Show each line that has the string "form" in it.

→ **RECORDS FOR THIS TASK**

·····

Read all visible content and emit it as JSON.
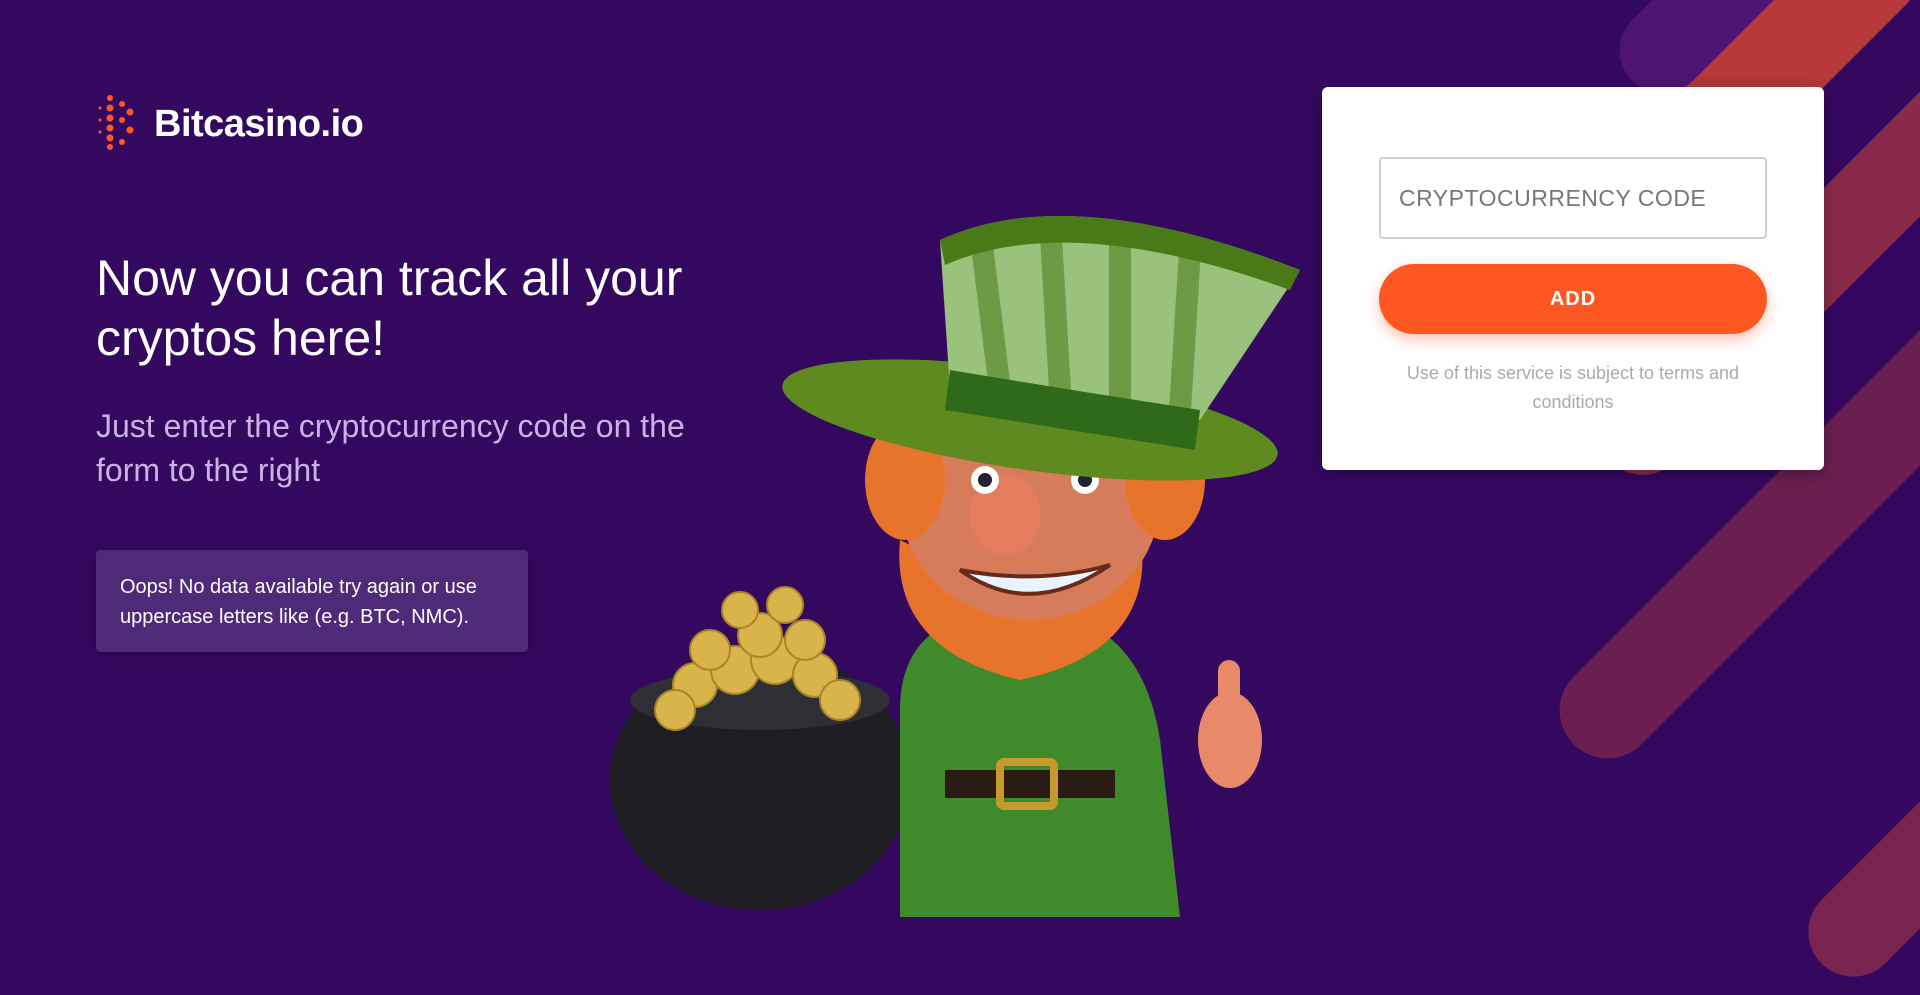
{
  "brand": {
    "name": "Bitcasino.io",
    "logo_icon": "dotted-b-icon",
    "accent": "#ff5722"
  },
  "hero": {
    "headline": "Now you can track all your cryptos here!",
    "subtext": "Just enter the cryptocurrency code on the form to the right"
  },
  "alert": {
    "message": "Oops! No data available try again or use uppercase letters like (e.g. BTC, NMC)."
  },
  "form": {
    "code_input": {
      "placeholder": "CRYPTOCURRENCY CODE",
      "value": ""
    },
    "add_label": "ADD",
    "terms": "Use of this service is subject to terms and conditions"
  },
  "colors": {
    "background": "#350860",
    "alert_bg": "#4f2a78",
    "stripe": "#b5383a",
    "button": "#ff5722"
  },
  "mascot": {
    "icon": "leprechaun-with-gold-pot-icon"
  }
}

·····

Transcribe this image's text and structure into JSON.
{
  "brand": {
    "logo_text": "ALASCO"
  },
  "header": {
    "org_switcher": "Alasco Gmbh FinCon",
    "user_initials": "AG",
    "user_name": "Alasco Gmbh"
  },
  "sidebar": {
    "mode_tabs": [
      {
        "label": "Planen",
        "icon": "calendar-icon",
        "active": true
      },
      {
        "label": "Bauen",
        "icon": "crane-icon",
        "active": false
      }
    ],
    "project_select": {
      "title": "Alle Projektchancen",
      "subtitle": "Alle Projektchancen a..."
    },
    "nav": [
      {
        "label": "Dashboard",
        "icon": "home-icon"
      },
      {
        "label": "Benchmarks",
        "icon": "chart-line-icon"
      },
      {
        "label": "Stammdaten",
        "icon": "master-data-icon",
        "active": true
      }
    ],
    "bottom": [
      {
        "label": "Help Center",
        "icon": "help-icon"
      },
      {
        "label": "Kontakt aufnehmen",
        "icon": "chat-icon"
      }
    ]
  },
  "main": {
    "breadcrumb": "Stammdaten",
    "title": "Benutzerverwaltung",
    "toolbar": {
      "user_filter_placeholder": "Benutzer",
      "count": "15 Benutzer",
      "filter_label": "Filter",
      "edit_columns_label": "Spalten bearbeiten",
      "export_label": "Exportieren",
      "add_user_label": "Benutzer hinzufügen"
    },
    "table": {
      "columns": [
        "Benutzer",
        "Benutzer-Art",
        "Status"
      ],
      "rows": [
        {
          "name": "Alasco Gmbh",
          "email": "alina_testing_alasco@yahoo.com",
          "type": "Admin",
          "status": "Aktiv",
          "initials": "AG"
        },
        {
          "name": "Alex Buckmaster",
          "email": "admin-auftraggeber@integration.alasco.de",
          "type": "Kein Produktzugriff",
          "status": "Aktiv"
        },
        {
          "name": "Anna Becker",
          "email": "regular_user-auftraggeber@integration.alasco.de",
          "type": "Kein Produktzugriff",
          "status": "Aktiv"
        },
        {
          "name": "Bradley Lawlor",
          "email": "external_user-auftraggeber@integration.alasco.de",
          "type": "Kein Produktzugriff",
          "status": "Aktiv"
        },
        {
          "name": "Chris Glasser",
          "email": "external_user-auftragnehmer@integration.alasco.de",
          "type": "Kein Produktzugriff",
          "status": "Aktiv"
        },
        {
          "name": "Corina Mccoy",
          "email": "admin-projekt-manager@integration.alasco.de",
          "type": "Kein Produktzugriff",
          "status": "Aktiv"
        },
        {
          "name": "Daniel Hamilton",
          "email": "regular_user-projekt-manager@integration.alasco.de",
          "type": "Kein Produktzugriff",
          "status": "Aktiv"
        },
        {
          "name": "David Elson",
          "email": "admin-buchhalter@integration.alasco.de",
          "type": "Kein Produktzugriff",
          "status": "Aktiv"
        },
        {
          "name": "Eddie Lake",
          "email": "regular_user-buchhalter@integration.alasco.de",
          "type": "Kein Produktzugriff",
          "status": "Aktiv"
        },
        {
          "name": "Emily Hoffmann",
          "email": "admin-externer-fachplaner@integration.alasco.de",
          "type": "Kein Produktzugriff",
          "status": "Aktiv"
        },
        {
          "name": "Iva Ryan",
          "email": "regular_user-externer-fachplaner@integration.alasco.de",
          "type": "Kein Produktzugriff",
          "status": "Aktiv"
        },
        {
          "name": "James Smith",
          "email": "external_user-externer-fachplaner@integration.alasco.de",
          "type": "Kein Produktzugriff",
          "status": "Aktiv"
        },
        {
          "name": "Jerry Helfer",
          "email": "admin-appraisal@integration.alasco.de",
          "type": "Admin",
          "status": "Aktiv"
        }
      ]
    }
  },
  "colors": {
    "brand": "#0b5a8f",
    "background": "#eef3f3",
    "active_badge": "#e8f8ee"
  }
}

·····

→ **FULL OUTPUT**
    "subtext": "Just enter the cryptocurrency code on the form to the right"
  "form": {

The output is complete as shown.